## Aim of the exercise
Without including any pictures, write out all the entries exactly.

## Provided records
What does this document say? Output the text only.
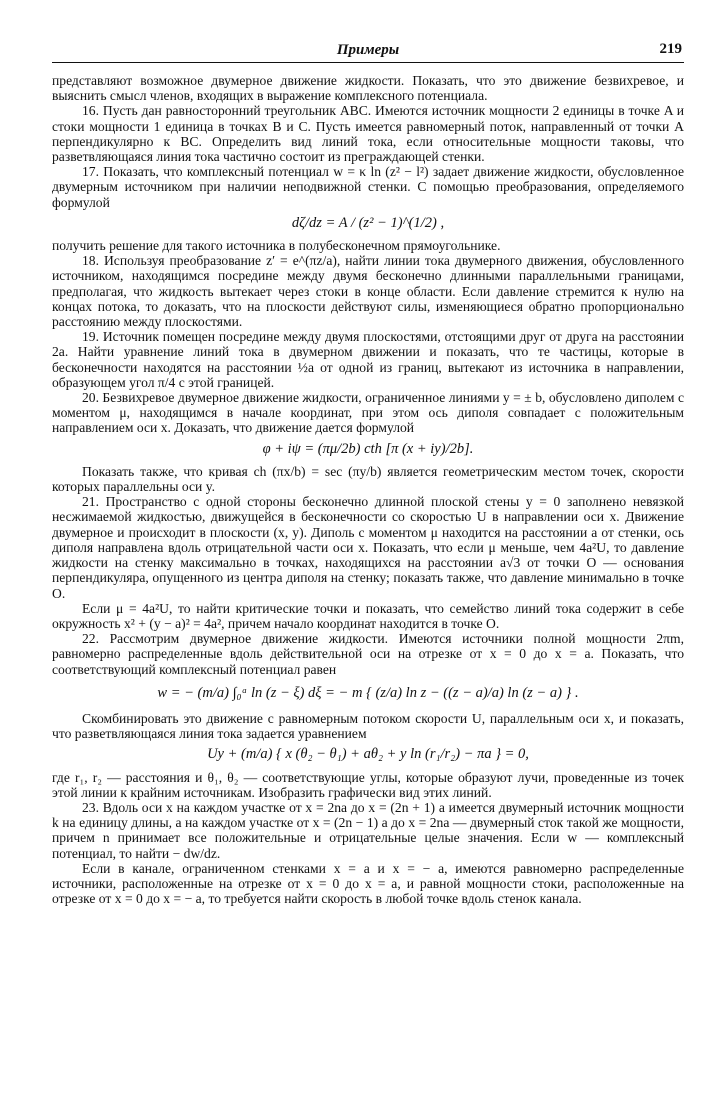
Примеры	219

представляют возможное двумерное движение жидкости. Показать, что это движение безвихревое, и выяснить смысл членов, входящих в выражение комплексного потенциала.

16. Пусть дан равносторонний треугольник ABC. Имеются источник мощности 2 единицы в точке A и стоки мощности 1 единица в точках B и C. Пусть имеется равномерный поток, направленный от точки A перпендикулярно к BC. Определить вид линий тока, если относительные мощности таковы, что разветвляющаяся линия тока частично состоит из преграждающей стенки.

17. Показать, что комплексный потенциал w = κ ln (z² − l²) задает движение жидкости, обусловленное двумерным источником при наличии неподвижной стенки. С помощью преобразования, определяемого формулой

dζ/dz = A / (z² − 1)^(1/2) ,

получить решение для такого источника в полубесконечном прямоугольнике.

18. Используя преобразование z′ = e^(πz/a), найти линии тока двумерного движения, обусловленного источником, находящимся посредине между двумя бесконечно длинными параллельными границами, предполагая, что жидкость вытекает через стоки в конце области. Если давление стремится к нулю на концах потока, то доказать, что на плоскости действуют силы, изменяющиеся обратно пропорционально расстоянию между плоскостями.

19. Источник помещен посредине между двумя плоскостями, отстоящими друг от друга на расстоянии 2a. Найти уравнение линий тока в двумерном движении и показать, что те частицы, которые в бесконечности находятся на расстоянии ½a от одной из границ, вытекают из источника в направлении, образующем угол π/4 с этой границей.

20. Безвихревое двумерное движение жидкости, ограниченное линиями y = ± b, обусловлено диполем с моментом μ, находящимся в начале координат, при этом ось диполя совпадает с положительным направлением оси x. Доказать, что движение дается формулой

φ + iψ = (πμ/2b) cth [π (x + iy)/2b].

Показать также, что кривая ch (πx/b) = sec (πy/b) является геометрическим местом точек, скорости которых параллельны оси y.

21. Пространство с одной стороны бесконечно длинной плоской стены y = 0 заполнено невязкой несжимаемой жидкостью, движущейся в бесконечности со скоростью U в направлении оси x. Движение двумерное и происходит в плоскости (x, y). Диполь с моментом μ находится на расстоянии a от стенки, ось диполя направлена вдоль отрицательной части оси x. Показать, что если μ меньше, чем 4a²U, то давление жидкости на стенку максимально в точках, находящихся на расстоянии a√3 от точки O — основания перпендикуляра, опущенного из центра диполя на стенку; показать также, что давление минимально в точке O.

Если μ = 4a²U, то найти критические точки и показать, что семейство линий тока содержит в себе окружность x² + (y − a)² = 4a², причем начало координат находится в точке O.

22. Рассмотрим двумерное движение жидкости. Имеются источники полной мощности 2πm, равномерно распределенные вдоль действительной оси на отрезке от x = 0 до x = a. Показать, что соответствующий комплексный потенциал равен

w = − (m/a) ∫₀ᵃ ln (z − ξ) dξ = − m { (z/a) ln z − ((z − a)/a) ln (z − a) } .

Скомбинировать это движение с равномерным потоком скорости U, параллельным оси x, и показать, что разветвляющаяся линия тока задается уравнением

Uy + (m/a) { x (θ₂ − θ₁) + aθ₂ + y ln (r₁/r₂) − πa } = 0,

где r₁, r₂ — расстояния и θ₁, θ₂ — соответствующие углы, которые образуют лучи, проведенные из точек этой линии к крайним источникам. Изобразить графически вид этих линий.

23. Вдоль оси x на каждом участке от x = 2na до x = (2n + 1) a имеется двумерный источник мощности k на единицу длины, а на каждом участке от x = (2n − 1) a до x = 2na — двумерный сток такой же мощности, причем n принимает все положительные и отрицательные целые значения. Если w — комплексный потенциал, то найти − dw/dz.

Если в канале, ограниченном стенками x = a и x = − a, имеются равномерно распределенные источники, расположенные на отрезке от x = 0 до x = a, и равной мощности стоки, расположенные на отрезке от x = 0 до x = − a, то требуется найти скорость в любой точке вдоль стенок канала.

## Answer in full
What does this document say? Output the text only.
Примеры	219

представляют возможное двумерное движение жидкости. Показать, что это движение безвихревое, и выяснить смысл членов, входящих в выражение комплексного потенциала.

16. Пусть дан равносторонний треугольник ABC. Имеются источник мощности 2 единицы в точке A и стоки мощности 1 единица в точках B и C. Пусть имеется равномерный поток, направленный от точки A перпендикулярно к BC. Определить вид линий тока, если относительные мощности таковы, что разветвляющаяся линия тока частично состоит из преграждающей стенки.

17. Показать, что комплексный потенциал w = κ ln (z² − l²) задает движение жидкости, обусловленное двумерным источником при наличии неподвижной стенки. С помощью преобразования, определяемого формулой

dζ/dz = A / (z² − 1)^(1/2) ,

получить решение для такого источника в полубесконечном прямоугольнике.

18. Используя преобразование z′ = e^(πz/a), найти линии тока двумерного движения, обусловленного источником, находящимся посредине между двумя бесконечно длинными параллельными границами, предполагая, что жидкость вытекает через стоки в конце области. Если давление стремится к нулю на концах потока, то доказать, что на плоскости действуют силы, изменяющиеся обратно пропорционально расстоянию между плоскостями.

19. Источник помещен посредине между двумя плоскостями, отстоящими друг от друга на расстоянии 2a. Найти уравнение линий тока в двумерном движении и показать, что те частицы, которые в бесконечности находятся на расстоянии ½a от одной из границ, вытекают из источника в направлении, образующем угол π/4 с этой границей.

20. Безвихревое двумерное движение жидкости, ограниченное линиями y = ± b, обусловлено диполем с моментом μ, находящимся в начале координат, при этом ось диполя совпадает с положительным направлением оси x. Доказать, что движение дается формулой

φ + iψ = (πμ/2b) cth [π (x + iy)/2b].

Показать также, что кривая ch (πx/b) = sec (πy/b) является геометрическим местом точек, скорости которых параллельны оси y.

21. Пространство с одной стороны бесконечно длинной плоской стены y = 0 заполнено невязкой несжимаемой жидкостью, движущейся в бесконечности со скоростью U в направлении оси x. Движение двумерное и происходит в плоскости (x, y). Диполь с моментом μ находится на расстоянии a от стенки, ось диполя направлена вдоль отрицательной части оси x. Показать, что если μ меньше, чем 4a²U, то давление жидкости на стенку максимально в точках, находящихся на расстоянии a√3 от точки O — основания перпендикуляра, опущенного из центра диполя на стенку; показать также, что давление минимально в точке O.

Если μ = 4a²U, то найти критические точки и показать, что семейство линий тока содержит в себе окружность x² + (y − a)² = 4a², причем начало координат находится в точке O.

22. Рассмотрим двумерное движение жидкости. Имеются источники полной мощности 2πm, равномерно распределенные вдоль действительной оси на отрезке от x = 0 до x = a. Показать, что соответствующий комплексный потенциал равен

w = − (m/a) ∫₀ᵃ ln (z − ξ) dξ = − m { (z/a) ln z − ((z − a)/a) ln (z − a) } .

Скомбинировать это движение с равномерным потоком скорости U, параллельным оси x, и показать, что разветвляющаяся линия тока задается уравнением

Uy + (m/a) { x (θ₂ − θ₁) + aθ₂ + y ln (r₁/r₂) − πa } = 0,

где r₁, r₂ — расстояния и θ₁, θ₂ — соответствующие углы, которые образуют лучи, проведенные из точек этой линии к крайним источникам. Изобразить графически вид этих линий.

23. Вдоль оси x на каждом участке от x = 2na до x = (2n + 1) a имеется двумерный источник мощности k на единицу длины, а на каждом участке от x = (2n − 1) a до x = 2na — двумерный сток такой же мощности, причем n принимает все положительные и отрицательные целые значения. Если w — комплексный потенциал, то найти − dw/dz.

Если в канале, ограниченном стенками x = a и x = − a, имеются равномерно распределенные источники, расположенные на отрезке от x = 0 до x = a, и равной мощности стоки, расположенные на отрезке от x = 0 до x = − a, то требуется найти скорость в любой точке вдоль стенок канала.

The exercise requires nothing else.